GOAL — Restate each entry word for word, leaving nothing out.

* BEGIN DATASET EXCERPTS *

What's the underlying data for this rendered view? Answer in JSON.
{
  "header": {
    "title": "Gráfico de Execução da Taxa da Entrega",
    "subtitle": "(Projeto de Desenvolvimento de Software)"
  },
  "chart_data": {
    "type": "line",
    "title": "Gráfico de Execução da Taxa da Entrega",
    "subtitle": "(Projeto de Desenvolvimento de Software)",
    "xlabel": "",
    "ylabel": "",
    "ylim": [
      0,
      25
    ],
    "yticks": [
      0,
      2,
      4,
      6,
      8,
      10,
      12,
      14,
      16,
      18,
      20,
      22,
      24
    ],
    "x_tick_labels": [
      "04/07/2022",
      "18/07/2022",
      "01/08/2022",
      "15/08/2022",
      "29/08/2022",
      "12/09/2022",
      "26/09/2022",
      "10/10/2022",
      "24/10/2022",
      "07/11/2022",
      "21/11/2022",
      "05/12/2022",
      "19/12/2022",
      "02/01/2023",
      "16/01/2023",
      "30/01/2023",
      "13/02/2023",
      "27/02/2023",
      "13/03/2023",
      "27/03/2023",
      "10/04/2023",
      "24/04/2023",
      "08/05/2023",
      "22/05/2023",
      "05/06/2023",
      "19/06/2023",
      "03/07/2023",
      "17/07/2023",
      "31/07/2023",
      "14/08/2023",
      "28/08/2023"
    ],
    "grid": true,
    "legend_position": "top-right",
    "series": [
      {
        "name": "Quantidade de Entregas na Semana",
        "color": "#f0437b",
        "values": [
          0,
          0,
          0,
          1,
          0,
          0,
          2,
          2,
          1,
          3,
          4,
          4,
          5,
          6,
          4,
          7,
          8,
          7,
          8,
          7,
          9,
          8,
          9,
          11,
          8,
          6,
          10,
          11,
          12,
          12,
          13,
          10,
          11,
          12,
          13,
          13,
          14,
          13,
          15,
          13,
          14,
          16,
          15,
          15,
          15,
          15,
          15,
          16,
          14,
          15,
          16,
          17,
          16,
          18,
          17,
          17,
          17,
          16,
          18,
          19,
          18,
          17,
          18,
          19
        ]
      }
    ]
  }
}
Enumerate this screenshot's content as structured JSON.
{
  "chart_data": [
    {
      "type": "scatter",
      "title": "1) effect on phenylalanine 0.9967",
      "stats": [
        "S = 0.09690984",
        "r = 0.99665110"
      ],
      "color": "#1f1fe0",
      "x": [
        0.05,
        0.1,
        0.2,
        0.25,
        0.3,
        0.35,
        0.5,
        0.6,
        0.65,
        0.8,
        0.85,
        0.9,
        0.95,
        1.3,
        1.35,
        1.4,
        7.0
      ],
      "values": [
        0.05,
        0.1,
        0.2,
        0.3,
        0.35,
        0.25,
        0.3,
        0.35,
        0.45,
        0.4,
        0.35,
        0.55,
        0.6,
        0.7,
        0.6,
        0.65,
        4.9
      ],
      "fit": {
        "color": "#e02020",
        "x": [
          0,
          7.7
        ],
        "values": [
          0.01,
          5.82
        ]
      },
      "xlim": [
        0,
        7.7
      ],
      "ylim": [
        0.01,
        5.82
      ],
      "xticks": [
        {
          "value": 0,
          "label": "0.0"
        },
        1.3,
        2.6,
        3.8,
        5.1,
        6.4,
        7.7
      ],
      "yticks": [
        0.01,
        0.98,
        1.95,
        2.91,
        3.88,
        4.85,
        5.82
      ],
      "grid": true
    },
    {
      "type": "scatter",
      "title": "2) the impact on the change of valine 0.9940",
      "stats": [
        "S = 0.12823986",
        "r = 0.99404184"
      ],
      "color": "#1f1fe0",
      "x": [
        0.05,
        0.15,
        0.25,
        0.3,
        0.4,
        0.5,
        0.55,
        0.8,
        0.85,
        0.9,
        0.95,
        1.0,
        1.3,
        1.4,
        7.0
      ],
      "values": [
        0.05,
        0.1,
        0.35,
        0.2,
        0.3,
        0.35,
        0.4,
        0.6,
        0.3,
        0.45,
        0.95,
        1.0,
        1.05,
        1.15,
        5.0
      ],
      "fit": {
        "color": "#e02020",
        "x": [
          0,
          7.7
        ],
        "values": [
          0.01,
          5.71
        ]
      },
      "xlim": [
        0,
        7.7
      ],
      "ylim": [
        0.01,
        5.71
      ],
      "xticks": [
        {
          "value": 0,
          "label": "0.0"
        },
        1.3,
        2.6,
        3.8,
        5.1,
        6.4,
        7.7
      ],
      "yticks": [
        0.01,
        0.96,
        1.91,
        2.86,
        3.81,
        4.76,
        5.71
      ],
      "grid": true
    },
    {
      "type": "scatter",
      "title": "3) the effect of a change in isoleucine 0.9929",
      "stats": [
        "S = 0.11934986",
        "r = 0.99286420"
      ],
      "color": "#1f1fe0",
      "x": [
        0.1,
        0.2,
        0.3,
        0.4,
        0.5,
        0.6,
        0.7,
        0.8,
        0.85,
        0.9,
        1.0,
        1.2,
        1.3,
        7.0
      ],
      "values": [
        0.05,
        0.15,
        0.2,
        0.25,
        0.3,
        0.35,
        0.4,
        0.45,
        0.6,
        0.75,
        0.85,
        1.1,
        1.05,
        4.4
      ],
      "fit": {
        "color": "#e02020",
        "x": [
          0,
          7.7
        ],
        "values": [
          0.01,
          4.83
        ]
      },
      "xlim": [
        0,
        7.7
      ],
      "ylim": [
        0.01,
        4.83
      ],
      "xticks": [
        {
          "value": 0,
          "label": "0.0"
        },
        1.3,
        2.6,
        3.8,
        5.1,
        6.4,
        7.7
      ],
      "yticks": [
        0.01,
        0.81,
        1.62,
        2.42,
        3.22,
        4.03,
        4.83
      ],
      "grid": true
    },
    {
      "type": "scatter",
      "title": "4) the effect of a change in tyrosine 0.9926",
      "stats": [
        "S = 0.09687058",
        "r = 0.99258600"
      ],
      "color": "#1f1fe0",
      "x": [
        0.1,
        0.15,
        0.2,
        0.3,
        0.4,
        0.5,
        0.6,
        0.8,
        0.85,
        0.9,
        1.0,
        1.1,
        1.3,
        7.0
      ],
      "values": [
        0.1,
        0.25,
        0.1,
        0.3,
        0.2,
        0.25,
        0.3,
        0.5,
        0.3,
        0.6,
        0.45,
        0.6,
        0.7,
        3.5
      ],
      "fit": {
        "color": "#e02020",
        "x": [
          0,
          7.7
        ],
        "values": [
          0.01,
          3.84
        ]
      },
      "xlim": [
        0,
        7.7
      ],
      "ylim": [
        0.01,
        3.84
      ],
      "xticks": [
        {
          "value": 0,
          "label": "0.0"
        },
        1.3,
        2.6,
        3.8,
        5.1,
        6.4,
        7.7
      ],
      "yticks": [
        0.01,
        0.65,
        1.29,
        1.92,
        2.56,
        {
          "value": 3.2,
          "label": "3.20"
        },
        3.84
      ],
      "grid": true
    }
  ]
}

* END DATASET EXCERPTS *

RESULT —
What's the underlying data for this rendered view? Answer in JSON.
{
  "header": {
    "title": "Gráfico de Execução da Taxa da Entrega",
    "subtitle": "(Projeto de Desenvolvimento de Software)"
  },
  "chart_data": {
    "type": "line",
    "title": "Gráfico de Execução da Taxa da Entrega",
    "subtitle": "(Projeto de Desenvolvimento de Software)",
    "xlabel": "",
    "ylabel": "",
    "ylim": [
      0,
      25
    ],
    "yticks": [
      0,
      2,
      4,
      6,
      8,
      10,
      12,
      14,
      16,
      18,
      20,
      22,
      24
    ],
    "x_tick_labels": [
      "04/07/2022",
      "18/07/2022",
      "01/08/2022",
      "15/08/2022",
      "29/08/2022",
      "12/09/2022",
      "26/09/2022",
      "10/10/2022",
      "24/10/2022",
      "07/11/2022",
      "21/11/2022",
      "05/12/2022",
      "19/12/2022",
      "02/01/2023",
      "16/01/2023",
      "30/01/2023",
      "13/02/2023",
      "27/02/2023",
      "13/03/2023",
      "27/03/2023",
      "10/04/2023",
      "24/04/2023",
      "08/05/2023",
      "22/05/2023",
      "05/06/2023",
      "19/06/2023",
      "03/07/2023",
      "17/07/2023",
      "31/07/2023",
      "14/08/2023",
      "28/08/2023"
    ],
    "grid": true,
    "legend_position": "top-right",
    "series": [
      {
        "name": "Quantidade de Entregas na Semana",
        "color": "#f0437b",
        "values": [
          0,
          0,
          0,
          1,
          0,
          0,
          2,
          2,
          1,
          3,
          4,
          4,
          5,
          6,
          4,
          7,
          8,
          7,
          8,
          7,
          9,
          8,
          9,
          11,
          8,
          6,
          10,
          11,
          12,
          12,
          13,
          10,
          11,
          12,
          13,
          13,
          14,
          13,
          15,
          13,
          14,
          16,
          15,
          15,
          15,
          15,
          15,
          16,
          14,
          15,
          16,
          17,
          16,
          18,
          17,
          17,
          17,
          16,
          18,
          19,
          18,
          17,
          18,
          19
        ]
      }
    ]
  }
}
Enumerate this screenshot's content as structured JSON.
{
  "chart_data": [
    {
      "type": "scatter",
      "title": "1) effect on phenylalanine 0.9967",
      "stats": [
        "S = 0.09690984",
        "r = 0.99665110"
      ],
      "color": "#1f1fe0",
      "x": [
        0.05,
        0.1,
        0.2,
        0.25,
        0.3,
        0.35,
        0.5,
        0.6,
        0.65,
        0.8,
        0.85,
        0.9,
        0.95,
        1.3,
        1.35,
        1.4,
        7.0
      ],
      "values": [
        0.05,
        0.1,
        0.2,
        0.3,
        0.35,
        0.25,
        0.3,
        0.35,
        0.45,
        0.4,
        0.35,
        0.55,
        0.6,
        0.7,
        0.6,
        0.65,
        4.9
      ],
      "fit": {
        "color": "#e02020",
        "x": [
          0,
          7.7
        ],
        "values": [
          0.01,
          5.82
        ]
      },
      "xlim": [
        0,
        7.7
      ],
      "ylim": [
        0.01,
        5.82
      ],
      "xticks": [
        {
          "value": 0,
          "label": "0.0"
        },
        1.3,
        2.6,
        3.8,
        5.1,
        6.4,
        7.7
      ],
      "yticks": [
        0.01,
        0.98,
        1.95,
        2.91,
        3.88,
        4.85,
        5.82
      ],
      "grid": true
    },
    {
      "type": "scatter",
      "title": "2) the impact on the change of valine 0.9940",
      "stats": [
        "S = 0.12823986",
        "r = 0.99404184"
      ],
      "color": "#1f1fe0",
      "x": [
        0.05,
        0.15,
        0.25,
        0.3,
        0.4,
        0.5,
        0.55,
        0.8,
        0.85,
        0.9,
        0.95,
        1.0,
        1.3,
        1.4,
        7.0
      ],
      "values": [
        0.05,
        0.1,
        0.35,
        0.2,
        0.3,
        0.35,
        0.4,
        0.6,
        0.3,
        0.45,
        0.95,
        1.0,
        1.05,
        1.15,
        5.0
      ],
      "fit": {
        "color": "#e02020",
        "x": [
          0,
          7.7
        ],
        "values": [
          0.01,
          5.71
        ]
      },
      "xlim": [
        0,
        7.7
      ],
      "ylim": [
        0.01,
        5.71
      ],
      "xticks": [
        {
          "value": 0,
          "label": "0.0"
        },
        1.3,
        2.6,
        3.8,
        5.1,
        6.4,
        7.7
      ],
      "yticks": [
        0.01,
        0.96,
        1.91,
        2.86,
        3.81,
        4.76,
        5.71
      ],
      "grid": true
    },
    {
      "type": "scatter",
      "title": "3) the effect of a change in isoleucine 0.9929",
      "stats": [
        "S = 0.11934986",
        "r = 0.99286420"
      ],
      "color": "#1f1fe0",
      "x": [
        0.1,
        0.2,
        0.3,
        0.4,
        0.5,
        0.6,
        0.7,
        0.8,
        0.85,
        0.9,
        1.0,
        1.2,
        1.3,
        7.0
      ],
      "values": [
        0.05,
        0.15,
        0.2,
        0.25,
        0.3,
        0.35,
        0.4,
        0.45,
        0.6,
        0.75,
        0.85,
        1.1,
        1.05,
        4.4
      ],
      "fit": {
        "color": "#e02020",
        "x": [
          0,
          7.7
        ],
        "values": [
          0.01,
          4.83
        ]
      },
      "xlim": [
        0,
        7.7
      ],
      "ylim": [
        0.01,
        4.83
      ],
      "xticks": [
        {
          "value": 0,
          "label": "0.0"
        },
        1.3,
        2.6,
        3.8,
        5.1,
        6.4,
        7.7
      ],
      "yticks": [
        0.01,
        0.81,
        1.62,
        2.42,
        3.22,
        4.03,
        4.83
      ],
      "grid": true
    },
    {
      "type": "scatter",
      "title": "4) the effect of a change in tyrosine 0.9926",
      "stats": [
        "S = 0.09687058",
        "r = 0.99258600"
      ],
      "color": "#1f1fe0",
      "x": [
        0.1,
        0.15,
        0.2,
        0.3,
        0.4,
        0.5,
        0.6,
        0.8,
        0.85,
        0.9,
        1.0,
        1.1,
        1.3,
        7.0
      ],
      "values": [
        0.1,
        0.25,
        0.1,
        0.3,
        0.2,
        0.25,
        0.3,
        0.5,
        0.3,
        0.6,
        0.45,
        0.6,
        0.7,
        3.5
      ],
      "fit": {
        "color": "#e02020",
        "x": [
          0,
          7.7
        ],
        "values": [
          0.01,
          3.84
        ]
      },
      "xlim": [
        0,
        7.7
      ],
      "ylim": [
        0.01,
        3.84
      ],
      "xticks": [
        {
          "value": 0,
          "label": "0.0"
        },
        1.3,
        2.6,
        3.8,
        5.1,
        6.4,
        7.7
      ],
      "yticks": [
        0.01,
        0.65,
        1.29,
        1.92,
        2.56,
        {
          "value": 3.2,
          "label": "3.20"
        },
        3.84
      ],
      "grid": true
    }
  ]
}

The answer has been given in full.